> [What you need to do] The expected answer is the data below, printed verbatim without its pictures.

> [Supplied entries]
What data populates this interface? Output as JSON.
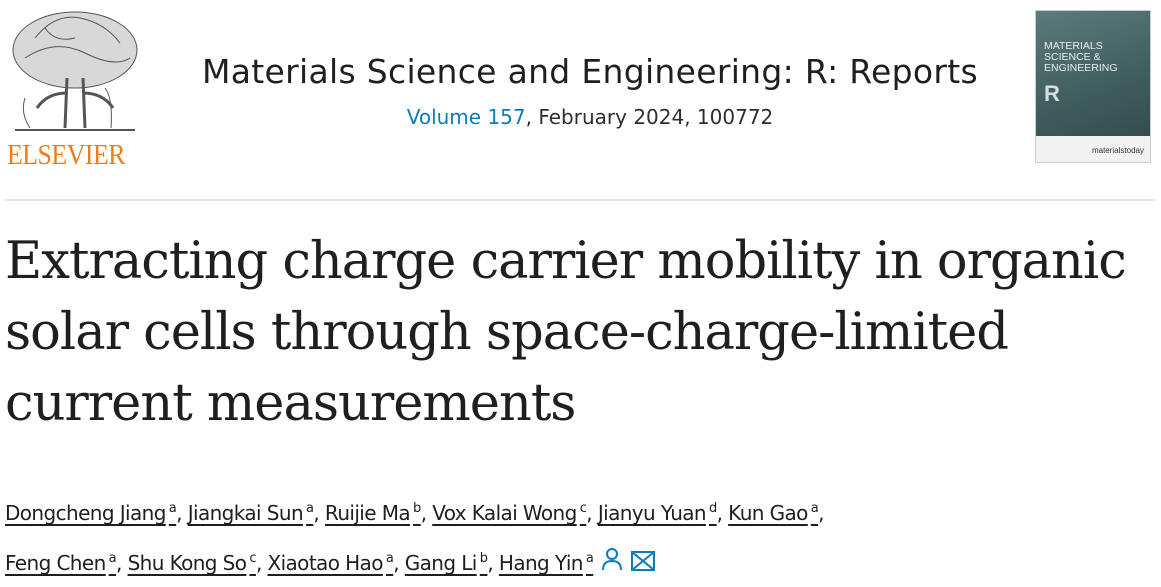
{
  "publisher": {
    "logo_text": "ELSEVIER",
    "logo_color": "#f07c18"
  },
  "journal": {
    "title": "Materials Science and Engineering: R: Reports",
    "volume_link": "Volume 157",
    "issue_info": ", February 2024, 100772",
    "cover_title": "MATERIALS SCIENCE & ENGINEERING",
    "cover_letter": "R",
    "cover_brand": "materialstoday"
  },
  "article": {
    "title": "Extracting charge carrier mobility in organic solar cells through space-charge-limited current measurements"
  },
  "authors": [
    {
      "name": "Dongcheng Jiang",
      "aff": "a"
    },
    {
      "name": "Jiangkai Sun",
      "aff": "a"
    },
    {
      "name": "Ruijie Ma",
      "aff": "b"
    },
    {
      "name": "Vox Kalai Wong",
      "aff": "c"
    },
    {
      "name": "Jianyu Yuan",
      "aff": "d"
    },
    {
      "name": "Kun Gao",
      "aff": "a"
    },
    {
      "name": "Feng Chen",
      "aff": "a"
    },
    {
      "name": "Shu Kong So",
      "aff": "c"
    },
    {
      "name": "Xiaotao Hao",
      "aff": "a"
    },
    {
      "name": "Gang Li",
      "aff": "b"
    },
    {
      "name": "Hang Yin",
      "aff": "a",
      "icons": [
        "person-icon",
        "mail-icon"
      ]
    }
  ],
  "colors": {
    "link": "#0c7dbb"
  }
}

> [Task solution]
What data populates this interface? Output as JSON.
{
  "publisher": {
    "logo_text": "ELSEVIER",
    "logo_color": "#f07c18"
  },
  "journal": {
    "title": "Materials Science and Engineering: R: Reports",
    "volume_link": "Volume 157",
    "issue_info": ", February 2024, 100772",
    "cover_title": "MATERIALS SCIENCE & ENGINEERING",
    "cover_letter": "R",
    "cover_brand": "materialstoday"
  },
  "article": {
    "title": "Extracting charge carrier mobility in organic solar cells through space-charge-limited current measurements"
  },
  "authors": [
    {
      "name": "Dongcheng Jiang",
      "aff": "a"
    },
    {
      "name": "Jiangkai Sun",
      "aff": "a"
    },
    {
      "name": "Ruijie Ma",
      "aff": "b"
    },
    {
      "name": "Vox Kalai Wong",
      "aff": "c"
    },
    {
      "name": "Jianyu Yuan",
      "aff": "d"
    },
    {
      "name": "Kun Gao",
      "aff": "a"
    },
    {
      "name": "Feng Chen",
      "aff": "a"
    },
    {
      "name": "Shu Kong So",
      "aff": "c"
    },
    {
      "name": "Xiaotao Hao",
      "aff": "a"
    },
    {
      "name": "Gang Li",
      "aff": "b"
    },
    {
      "name": "Hang Yin",
      "aff": "a",
      "icons": [
        "person-icon",
        "mail-icon"
      ]
    }
  ],
  "colors": {
    "link": "#0c7dbb"
  }
}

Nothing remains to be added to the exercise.